=== Task data ===

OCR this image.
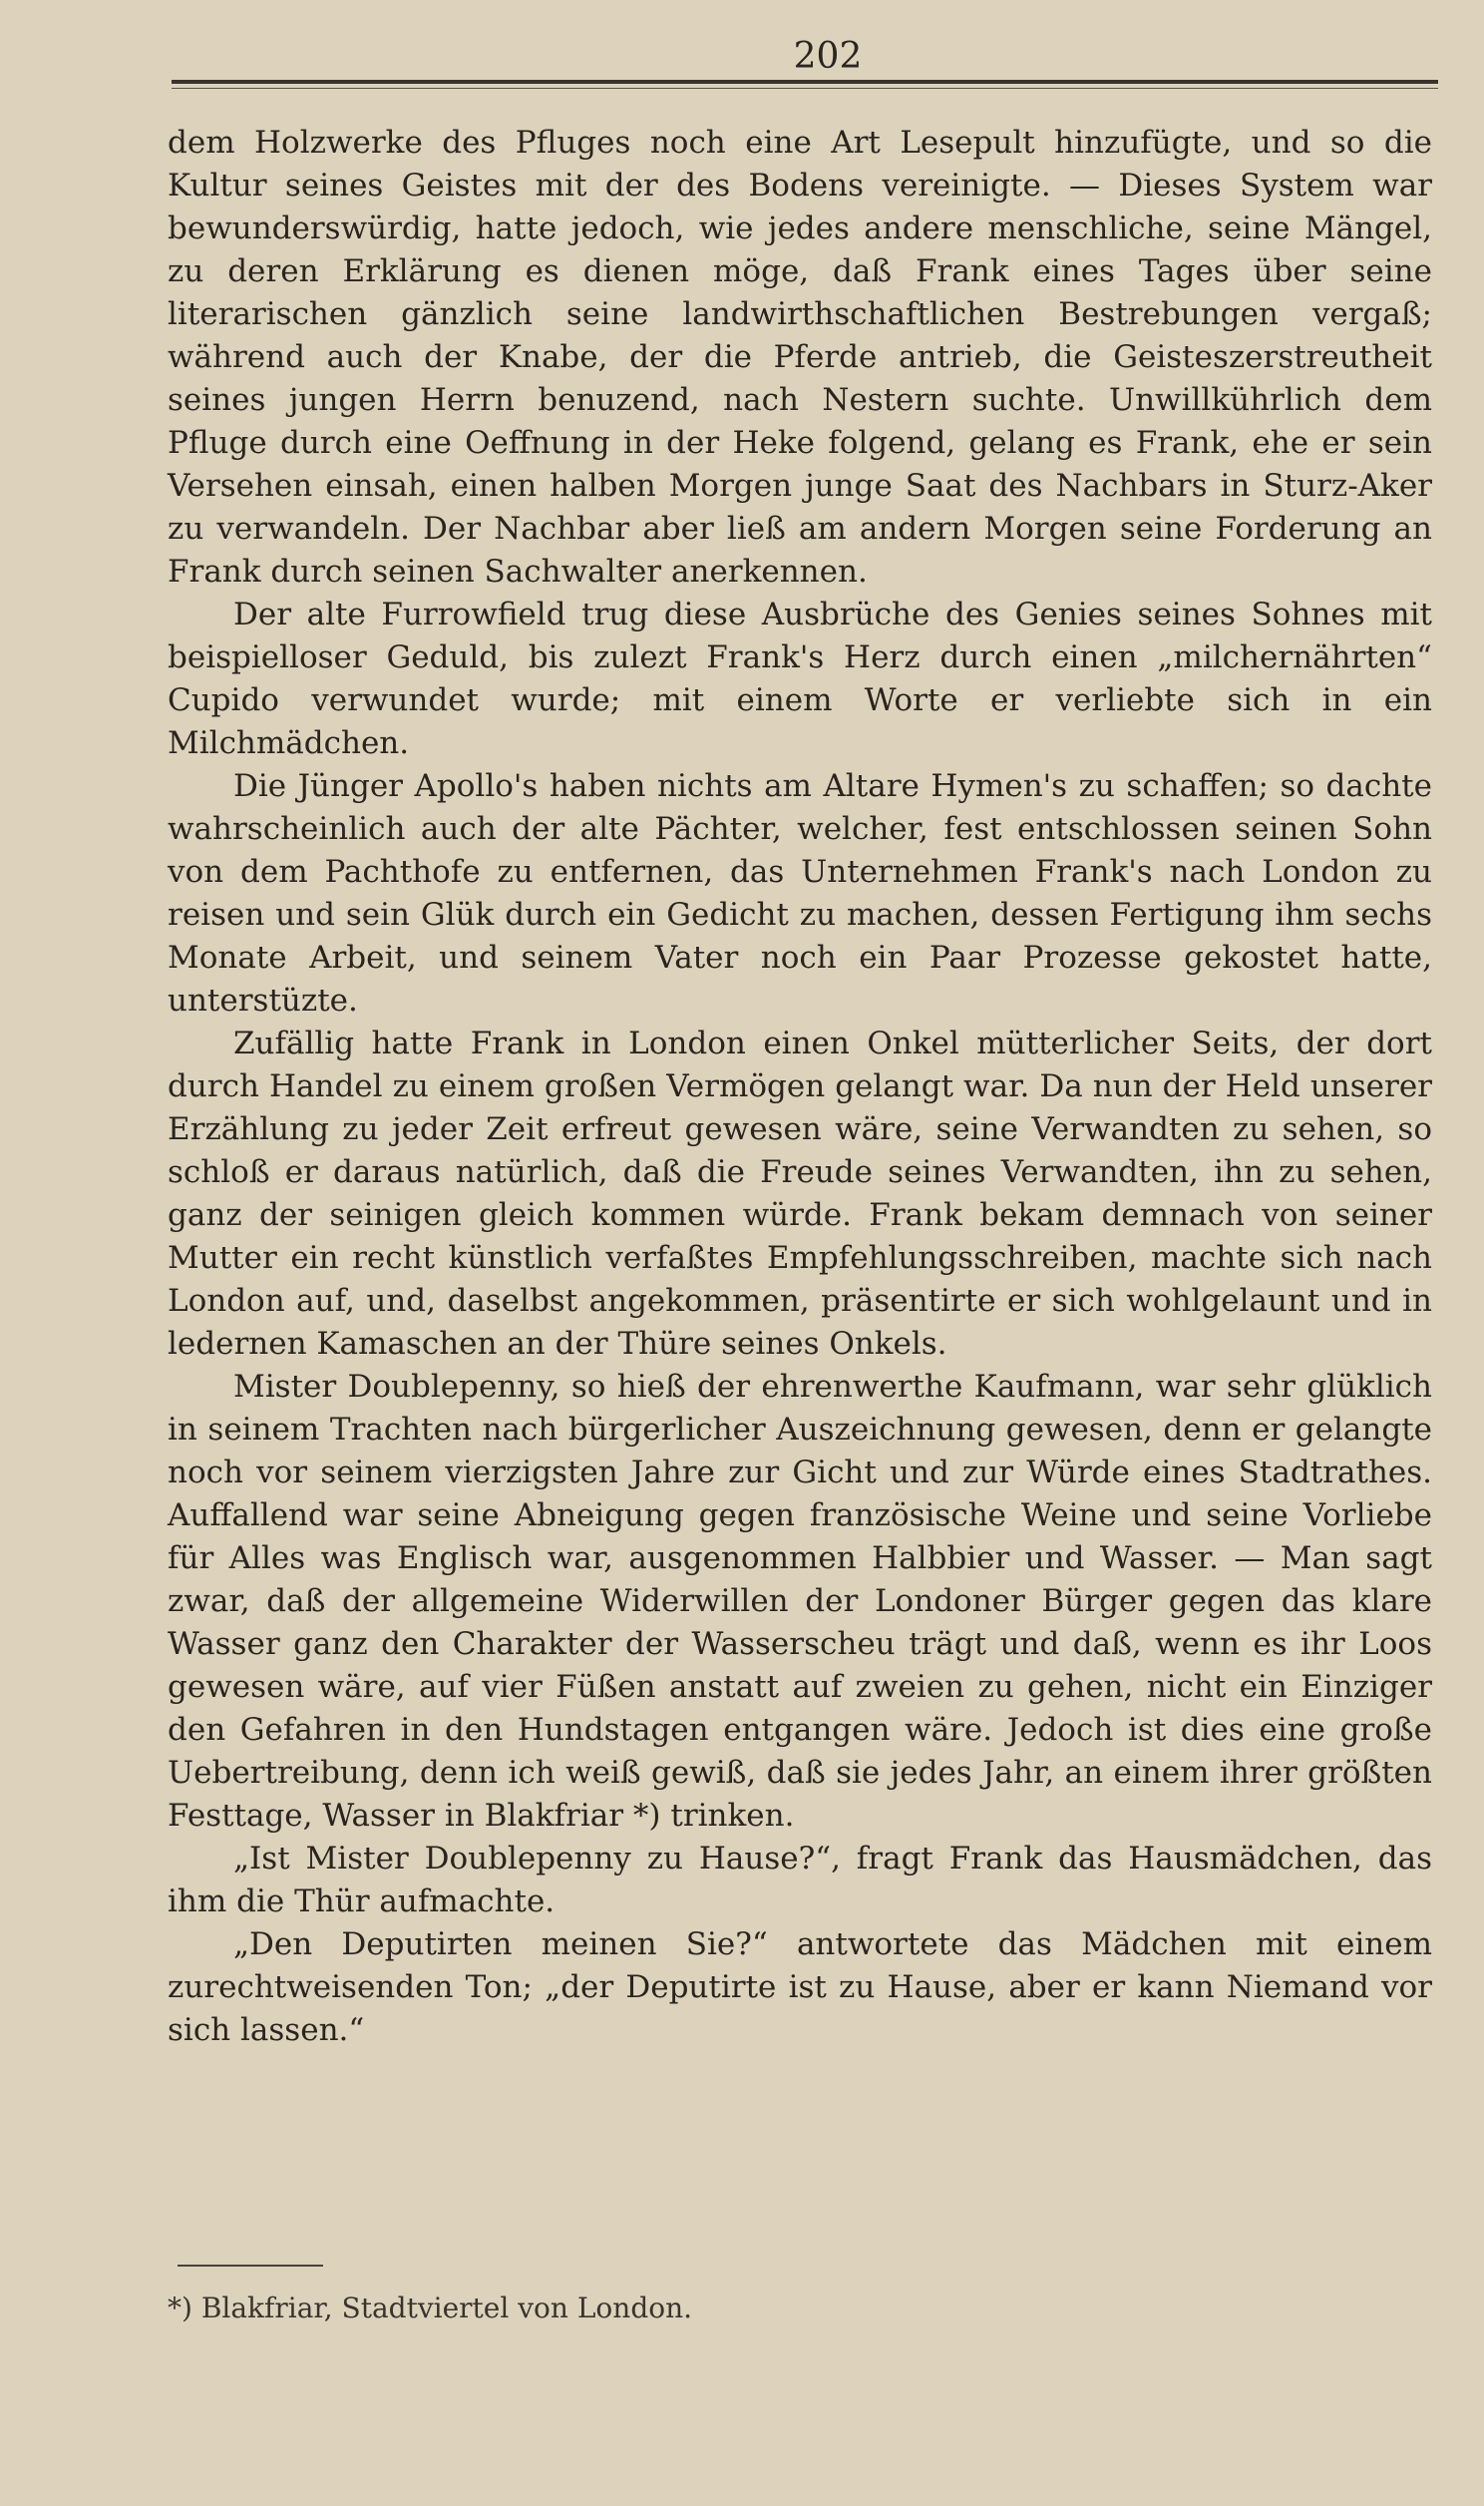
202

dem Holzwerke des Pfluges noch eine Art Lesepult hinzufügte, und so die Kultur seines Geistes mit der des Bodens vereinigte. — Dieses System war bewunderswürdig, hatte jedoch, wie jedes andere menschliche, seine Mängel, zu deren Erklärung es dienen möge, daß Frank eines Tages über seine literarischen gänzlich seine landwirthschaftlichen Bestrebungen vergaß; während auch der Knabe, der die Pferde antrieb, die Geisteszerstreutheit seines jungen Herrn benuzend, nach Nestern suchte. Unwillkührlich dem Pfluge durch eine Oeffnung in der Heke folgend, gelang es Frank, ehe er sein Versehen einsah, einen halben Morgen junge Saat des Nachbars in Sturz-Aker zu verwandeln. Der Nachbar aber ließ am andern Morgen seine Forderung an Frank durch seinen Sachwalter anerkennen.

Der alte Furrowfield trug diese Ausbrüche des Genies seines Sohnes mit beispielloser Geduld, bis zulezt Frank's Herz durch einen „milchernährten“ Cupido verwundet wurde; mit einem Worte er verliebte sich in ein Milchmädchen.

Die Jünger Apollo's haben nichts am Altare Hymen's zu schaffen; so dachte wahrscheinlich auch der alte Pächter, welcher, fest entschlossen seinen Sohn von dem Pachthofe zu entfernen, das Unternehmen Frank's nach London zu reisen und sein Glük durch ein Gedicht zu machen, dessen Fertigung ihm sechs Monate Arbeit, und seinem Vater noch ein Paar Prozesse gekostet hatte, unterstüzte.

Zufällig hatte Frank in London einen Onkel mütterlicher Seits, der dort durch Handel zu einem großen Vermögen gelangt war. Da nun der Held unserer Erzählung zu jeder Zeit erfreut gewesen wäre, seine Verwandten zu sehen, so schloß er daraus natürlich, daß die Freude seines Verwandten, ihn zu sehen, ganz der seinigen gleich kommen würde. Frank bekam demnach von seiner Mutter ein recht künstlich verfaßtes Empfehlungsschreiben, machte sich nach London auf, und, daselbst angekommen, präsentirte er sich wohlgelaunt und in ledernen Kamaschen an der Thüre seines Onkels.

Mister Doublepenny, so hieß der ehrenwerthe Kaufmann, war sehr glüklich in seinem Trachten nach bürgerlicher Auszeichnung gewesen, denn er gelangte noch vor seinem vierzigsten Jahre zur Gicht und zur Würde eines Stadtrathes. Auffallend war seine Abneigung gegen französische Weine und seine Vorliebe für Alles was Englisch war, ausgenommen Halbbier und Wasser. — Man sagt zwar, daß der allgemeine Widerwillen der Londoner Bürger gegen das klare Wasser ganz den Charakter der Wasserscheu trägt und daß, wenn es ihr Loos gewesen wäre, auf vier Füßen anstatt auf zweien zu gehen, nicht ein Einziger den Gefahren in den Hundstagen entgangen wäre. Jedoch ist dies eine große Uebertreibung, denn ich weiß gewiß, daß sie jedes Jahr, an einem ihrer größten Festtage, Wasser in Blakfriar *) trinken.

„Ist Mister Doublepenny zu Hause?“, fragt Frank das Hausmädchen, das ihm die Thür aufmachte.

„Den Deputirten meinen Sie?“ antwortete das Mädchen mit einem zurechtweisenden Ton; „der Deputirte ist zu Hause, aber er kann Niemand vor sich lassen.“

*) Blakfriar, Stadtviertel von London.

===

§ **Exercise brief**
Each line with "Hause" in it must be identified and copied from the material.

§ **Exercise answer**
„Ist Mister Doublepenny zu Hause?“, fragt Frank das Hausmädchen, das ihm die Thür aufmachte.
„Den Deputirten meinen Sie?“ antwortete das Mädchen mit einem zurechtweisenden Ton; „der Deputirte ist zu Hause, aber er kann Niemand vor sich lassen.“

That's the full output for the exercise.